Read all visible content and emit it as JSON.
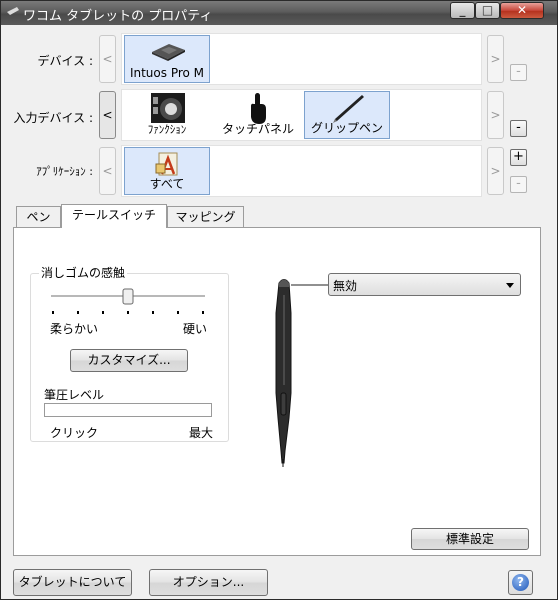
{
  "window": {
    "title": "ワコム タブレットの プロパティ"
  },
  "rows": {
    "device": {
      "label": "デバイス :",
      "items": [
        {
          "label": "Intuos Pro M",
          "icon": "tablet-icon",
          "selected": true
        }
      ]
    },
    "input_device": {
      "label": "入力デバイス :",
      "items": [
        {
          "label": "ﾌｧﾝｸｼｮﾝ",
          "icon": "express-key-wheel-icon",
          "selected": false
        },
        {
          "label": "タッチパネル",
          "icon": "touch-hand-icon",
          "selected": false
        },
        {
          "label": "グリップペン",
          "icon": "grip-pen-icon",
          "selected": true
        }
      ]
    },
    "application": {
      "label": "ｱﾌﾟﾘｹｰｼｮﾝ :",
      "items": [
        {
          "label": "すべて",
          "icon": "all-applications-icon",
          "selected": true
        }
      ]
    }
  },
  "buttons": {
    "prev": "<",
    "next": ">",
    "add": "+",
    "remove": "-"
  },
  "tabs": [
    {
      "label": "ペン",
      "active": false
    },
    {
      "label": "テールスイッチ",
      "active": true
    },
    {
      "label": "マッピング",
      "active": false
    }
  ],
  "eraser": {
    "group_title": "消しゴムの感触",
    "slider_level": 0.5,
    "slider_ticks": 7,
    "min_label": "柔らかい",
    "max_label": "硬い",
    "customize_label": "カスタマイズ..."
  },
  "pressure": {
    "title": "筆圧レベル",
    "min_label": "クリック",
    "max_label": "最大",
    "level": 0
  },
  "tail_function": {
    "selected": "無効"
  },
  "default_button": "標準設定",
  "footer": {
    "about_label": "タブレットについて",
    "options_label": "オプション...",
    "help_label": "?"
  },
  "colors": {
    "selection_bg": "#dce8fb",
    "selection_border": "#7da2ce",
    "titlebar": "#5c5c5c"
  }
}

..............................

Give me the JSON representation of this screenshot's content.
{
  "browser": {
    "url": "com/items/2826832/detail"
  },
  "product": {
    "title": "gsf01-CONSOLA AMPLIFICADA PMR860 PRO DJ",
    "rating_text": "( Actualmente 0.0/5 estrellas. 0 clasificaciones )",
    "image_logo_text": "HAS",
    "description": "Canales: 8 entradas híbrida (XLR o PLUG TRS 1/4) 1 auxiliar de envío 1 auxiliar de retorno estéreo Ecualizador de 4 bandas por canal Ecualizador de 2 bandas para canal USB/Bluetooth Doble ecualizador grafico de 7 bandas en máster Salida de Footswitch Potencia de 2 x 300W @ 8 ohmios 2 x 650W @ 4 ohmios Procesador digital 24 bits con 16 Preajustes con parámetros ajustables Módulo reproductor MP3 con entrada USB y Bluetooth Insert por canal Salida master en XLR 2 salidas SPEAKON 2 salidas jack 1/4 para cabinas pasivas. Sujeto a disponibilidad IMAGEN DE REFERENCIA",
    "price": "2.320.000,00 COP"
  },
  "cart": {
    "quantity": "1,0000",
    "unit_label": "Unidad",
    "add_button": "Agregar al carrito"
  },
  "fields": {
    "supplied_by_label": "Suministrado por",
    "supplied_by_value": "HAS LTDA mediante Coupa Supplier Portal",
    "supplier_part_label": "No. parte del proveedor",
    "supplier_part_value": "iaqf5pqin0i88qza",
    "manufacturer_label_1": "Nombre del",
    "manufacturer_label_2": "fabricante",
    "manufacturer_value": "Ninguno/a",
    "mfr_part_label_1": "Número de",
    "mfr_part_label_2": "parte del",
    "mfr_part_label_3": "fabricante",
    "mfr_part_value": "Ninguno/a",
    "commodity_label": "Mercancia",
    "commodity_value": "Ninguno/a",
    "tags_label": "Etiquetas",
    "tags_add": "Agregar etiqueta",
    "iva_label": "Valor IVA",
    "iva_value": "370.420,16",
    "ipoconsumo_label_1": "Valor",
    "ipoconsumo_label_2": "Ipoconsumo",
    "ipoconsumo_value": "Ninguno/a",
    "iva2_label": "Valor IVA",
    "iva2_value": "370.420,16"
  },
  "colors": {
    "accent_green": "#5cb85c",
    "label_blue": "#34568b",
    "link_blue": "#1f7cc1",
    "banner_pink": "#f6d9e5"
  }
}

..............................

What to do: Check every line of the listing for the string "content" and report how many lines have it, as a number alone.

Full solution: 2